Retype each record below word for word. Leave the pictures out.

______________________________

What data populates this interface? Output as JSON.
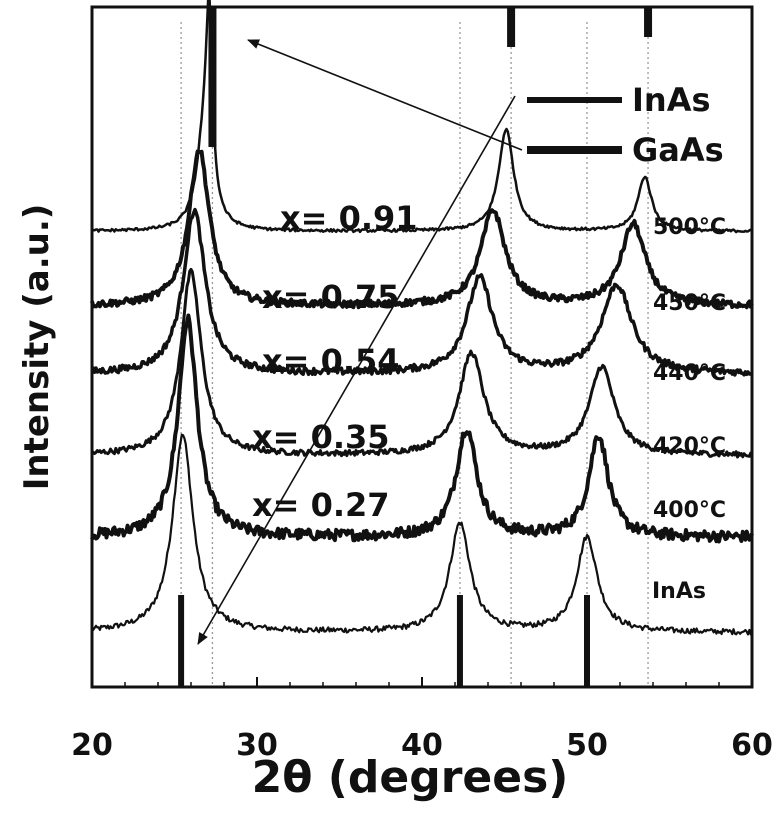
{
  "chart_data": {
    "type": "line",
    "xlabel": "2θ (degrees)",
    "ylabel": "Intensity (a.u.)",
    "xlim": [
      20,
      60
    ],
    "xticks": [
      20,
      30,
      40,
      50,
      60
    ],
    "legend": {
      "placement": "top-right",
      "entries": [
        {
          "name": "InAs",
          "stroke": "#111111",
          "width": 6
        },
        {
          "name": "GaAs",
          "stroke": "#111111",
          "width": 8
        }
      ]
    },
    "reference_lines": {
      "InAs": [
        25.4,
        42.3,
        50.0
      ],
      "GaAs": [
        27.3,
        45.4,
        53.7
      ]
    },
    "series": [
      {
        "temp": "InAs",
        "x_label": "",
        "base": 0.08,
        "peaks": [
          [
            25.5,
            0.29,
            0.75
          ],
          [
            42.3,
            0.16,
            0.75
          ],
          [
            50.0,
            0.14,
            0.75
          ]
        ],
        "noise": 0.004,
        "stroke_width": 2.2
      },
      {
        "temp": "400°C",
        "x_label": "x= 0.27",
        "base": 0.22,
        "peaks": [
          [
            25.8,
            0.32,
            0.7
          ],
          [
            42.7,
            0.16,
            0.75
          ],
          [
            50.7,
            0.15,
            0.7
          ]
        ],
        "noise": 0.008,
        "stroke_width": 4
      },
      {
        "temp": "420°C",
        "x_label": "x= 0.35",
        "base": 0.34,
        "peaks": [
          [
            26.0,
            0.27,
            0.75
          ],
          [
            43.0,
            0.15,
            0.9
          ],
          [
            50.9,
            0.13,
            0.9
          ]
        ],
        "noise": 0.004,
        "stroke_width": 3
      },
      {
        "temp": "440°C",
        "x_label": "x= 0.54",
        "base": 0.46,
        "peaks": [
          [
            26.2,
            0.24,
            0.8
          ],
          [
            43.5,
            0.14,
            0.95
          ],
          [
            51.8,
            0.13,
            1.1
          ]
        ],
        "noise": 0.005,
        "stroke_width": 3.5
      },
      {
        "temp": "450°C",
        "x_label": "x= 0.75",
        "base": 0.56,
        "peaks": [
          [
            26.5,
            0.23,
            0.75
          ],
          [
            44.3,
            0.14,
            0.9
          ],
          [
            52.8,
            0.12,
            0.9
          ]
        ],
        "noise": 0.005,
        "stroke_width": 4
      },
      {
        "temp": "500°C",
        "x_label": "x= 0.91",
        "base": 0.67,
        "peaks": [
          [
            26.8,
            0.13,
            0.55
          ],
          [
            27.1,
            0.25,
            0.22
          ],
          [
            45.1,
            0.15,
            0.55
          ],
          [
            53.5,
            0.08,
            0.5
          ]
        ],
        "noise": 0.002,
        "stroke_width": 2.5
      }
    ]
  }
}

______________________________

**PROBLEM SOLUTION:**
What data populates this interface? Output as JSON.
{
  "chart_data": {
    "type": "line",
    "xlabel": "2θ (degrees)",
    "ylabel": "Intensity (a.u.)",
    "xlim": [
      20,
      60
    ],
    "xticks": [
      20,
      30,
      40,
      50,
      60
    ],
    "legend": {
      "placement": "top-right",
      "entries": [
        {
          "name": "InAs",
          "stroke": "#111111",
          "width": 6
        },
        {
          "name": "GaAs",
          "stroke": "#111111",
          "width": 8
        }
      ]
    },
    "reference_lines": {
      "InAs": [
        25.4,
        42.3,
        50.0
      ],
      "GaAs": [
        27.3,
        45.4,
        53.7
      ]
    },
    "series": [
      {
        "temp": "InAs",
        "x_label": "",
        "base": 0.08,
        "peaks": [
          [
            25.5,
            0.29,
            0.75
          ],
          [
            42.3,
            0.16,
            0.75
          ],
          [
            50.0,
            0.14,
            0.75
          ]
        ],
        "noise": 0.004,
        "stroke_width": 2.2
      },
      {
        "temp": "400°C",
        "x_label": "x= 0.27",
        "base": 0.22,
        "peaks": [
          [
            25.8,
            0.32,
            0.7
          ],
          [
            42.7,
            0.16,
            0.75
          ],
          [
            50.7,
            0.15,
            0.7
          ]
        ],
        "noise": 0.008,
        "stroke_width": 4
      },
      {
        "temp": "420°C",
        "x_label": "x= 0.35",
        "base": 0.34,
        "peaks": [
          [
            26.0,
            0.27,
            0.75
          ],
          [
            43.0,
            0.15,
            0.9
          ],
          [
            50.9,
            0.13,
            0.9
          ]
        ],
        "noise": 0.004,
        "stroke_width": 3
      },
      {
        "temp": "440°C",
        "x_label": "x= 0.54",
        "base": 0.46,
        "peaks": [
          [
            26.2,
            0.24,
            0.8
          ],
          [
            43.5,
            0.14,
            0.95
          ],
          [
            51.8,
            0.13,
            1.1
          ]
        ],
        "noise": 0.005,
        "stroke_width": 3.5
      },
      {
        "temp": "450°C",
        "x_label": "x= 0.75",
        "base": 0.56,
        "peaks": [
          [
            26.5,
            0.23,
            0.75
          ],
          [
            44.3,
            0.14,
            0.9
          ],
          [
            52.8,
            0.12,
            0.9
          ]
        ],
        "noise": 0.005,
        "stroke_width": 4
      },
      {
        "temp": "500°C",
        "x_label": "x= 0.91",
        "base": 0.67,
        "peaks": [
          [
            26.8,
            0.13,
            0.55
          ],
          [
            27.1,
            0.25,
            0.22
          ],
          [
            45.1,
            0.15,
            0.55
          ],
          [
            53.5,
            0.08,
            0.5
          ]
        ],
        "noise": 0.002,
        "stroke_width": 2.5
      }
    ]
  }
}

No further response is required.